Every line of the material is to be quoted verbatim, minus the pictures.

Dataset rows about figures

::::::

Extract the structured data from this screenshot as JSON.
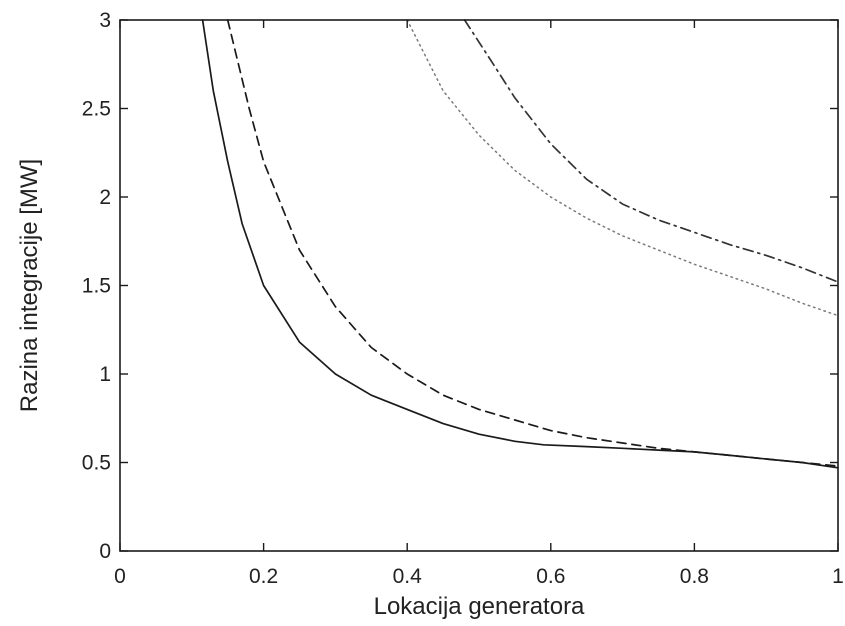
{
  "chart_data": {
    "type": "line",
    "xlabel": "Lokacija generatora",
    "ylabel": "Razina integracije [MW]",
    "xlim": [
      0,
      1
    ],
    "ylim": [
      0,
      3
    ],
    "xticks": [
      "0",
      "0.2",
      "0.4",
      "0.6",
      "0.8",
      "1"
    ],
    "yticks": [
      "0",
      "0.5",
      "1",
      "1.5",
      "2",
      "2.5",
      "3"
    ],
    "grid": false,
    "series": [
      {
        "line_style": "solid",
        "color": "#1a1a1a",
        "x": [
          0.115,
          0.13,
          0.15,
          0.17,
          0.2,
          0.25,
          0.3,
          0.35,
          0.4,
          0.45,
          0.5,
          0.55,
          0.59,
          0.65,
          0.7,
          0.75,
          0.8,
          0.85,
          0.9,
          0.95,
          1.0
        ],
        "y": [
          3.0,
          2.6,
          2.2,
          1.85,
          1.5,
          1.18,
          1.0,
          0.88,
          0.8,
          0.72,
          0.66,
          0.62,
          0.6,
          0.59,
          0.58,
          0.57,
          0.56,
          0.54,
          0.52,
          0.5,
          0.47
        ]
      },
      {
        "line_style": "dashed",
        "color": "#1a1a1a",
        "x": [
          0.15,
          0.18,
          0.2,
          0.25,
          0.3,
          0.35,
          0.4,
          0.45,
          0.5,
          0.55,
          0.6,
          0.65,
          0.7,
          0.75,
          0.8,
          0.85,
          0.9,
          0.95,
          1.0
        ],
        "y": [
          3.0,
          2.5,
          2.2,
          1.7,
          1.38,
          1.15,
          1.0,
          0.88,
          0.8,
          0.74,
          0.68,
          0.64,
          0.61,
          0.58,
          0.56,
          0.54,
          0.52,
          0.5,
          0.48
        ]
      },
      {
        "line_style": "dotted",
        "color": "#7a7a7a",
        "x": [
          0.4,
          0.45,
          0.5,
          0.55,
          0.6,
          0.65,
          0.7,
          0.75,
          0.8,
          0.85,
          0.9,
          0.95,
          1.0
        ],
        "y": [
          3.0,
          2.6,
          2.35,
          2.15,
          2.0,
          1.88,
          1.78,
          1.7,
          1.62,
          1.55,
          1.48,
          1.4,
          1.33
        ]
      },
      {
        "line_style": "dashdot",
        "color": "#333333",
        "x": [
          0.48,
          0.52,
          0.55,
          0.6,
          0.65,
          0.7,
          0.75,
          0.8,
          0.85,
          0.9,
          0.95,
          1.0
        ],
        "y": [
          3.0,
          2.75,
          2.56,
          2.3,
          2.1,
          1.96,
          1.87,
          1.8,
          1.73,
          1.67,
          1.6,
          1.52
        ]
      }
    ]
  }
}
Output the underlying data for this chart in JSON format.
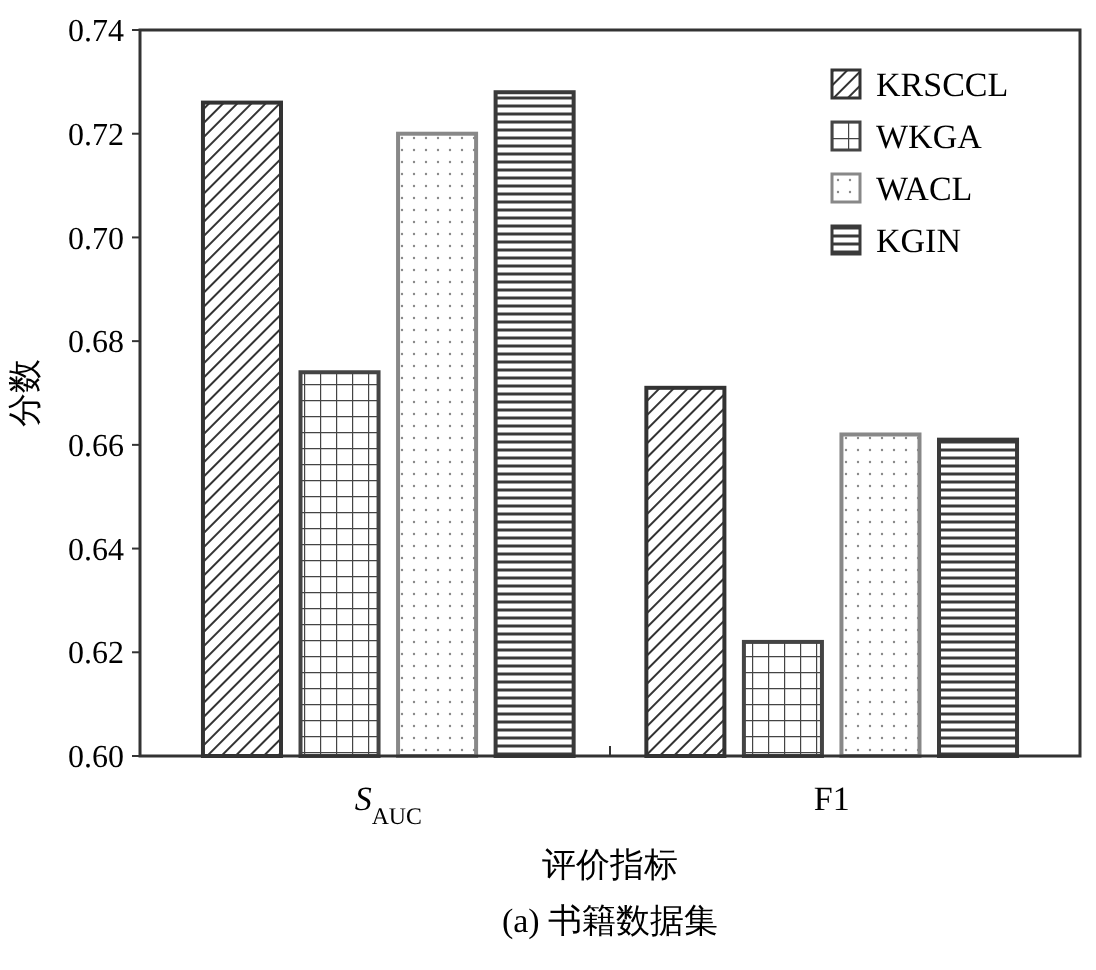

::::::

- [SOLUTION TO THIS TASK]
Extract the structured data from this screenshot as JSON.
{
  "chart_data": {
    "type": "line",
    "xlabel": "Lokacija generatora",
    "ylabel": "Razina integracije [MW]",
    "xlim": [
      0,
      1
    ],
    "ylim": [
      0,
      3
    ],
    "xticks": [
      "0",
      "0.2",
      "0.4",
      "0.6",
      "0.8",
      "1"
    ],
    "yticks": [
      "0",
      "0.5",
      "1",
      "1.5",
      "2",
      "2.5",
      "3"
    ],
    "grid": false,
    "series": [
      {
        "line_style": "solid",
        "color": "#1a1a1a",
        "x": [
          0.115,
          0.13,
          0.15,
          0.17,
          0.2,
          0.25,
          0.3,
          0.35,
          0.4,
          0.45,
          0.5,
          0.55,
          0.59,
          0.65,
          0.7,
          0.75,
          0.8,
          0.85,
          0.9,
          0.95,
          1.0
        ],
        "y": [
          3.0,
          2.6,
          2.2,
          1.85,
          1.5,
          1.18,
          1.0,
          0.88,
          0.8,
          0.72,
          0.66,
          0.62,
          0.6,
          0.59,
          0.58,
          0.57,
          0.56,
          0.54,
          0.52,
          0.5,
          0.47
        ]
      },
      {
        "line_style": "dashed",
        "color": "#1a1a1a",
        "x": [
          0.15,
          0.18,
          0.2,
          0.25,
          0.3,
          0.35,
          0.4,
          0.45,
          0.5,
          0.55,
          0.6,
          0.65,
          0.7,
          0.75,
          0.8,
          0.85,
          0.9,
          0.95,
          1.0
        ],
        "y": [
          3.0,
          2.5,
          2.2,
          1.7,
          1.38,
          1.15,
          1.0,
          0.88,
          0.8,
          0.74,
          0.68,
          0.64,
          0.61,
          0.58,
          0.56,
          0.54,
          0.52,
          0.5,
          0.48
        ]
      },
      {
        "line_style": "dotted",
        "color": "#7a7a7a",
        "x": [
          0.4,
          0.45,
          0.5,
          0.55,
          0.6,
          0.65,
          0.7,
          0.75,
          0.8,
          0.85,
          0.9,
          0.95,
          1.0
        ],
        "y": [
          3.0,
          2.6,
          2.35,
          2.15,
          2.0,
          1.88,
          1.78,
          1.7,
          1.62,
          1.55,
          1.48,
          1.4,
          1.33
        ]
      },
      {
        "line_style": "dashdot",
        "color": "#333333",
        "x": [
          0.48,
          0.52,
          0.55,
          0.6,
          0.65,
          0.7,
          0.75,
          0.8,
          0.85,
          0.9,
          0.95,
          1.0
        ],
        "y": [
          3.0,
          2.75,
          2.56,
          2.3,
          2.1,
          1.96,
          1.87,
          1.8,
          1.73,
          1.67,
          1.6,
          1.52
        ]
      }
    ]
  }
}
Output the underlying data for this chart in JSON format.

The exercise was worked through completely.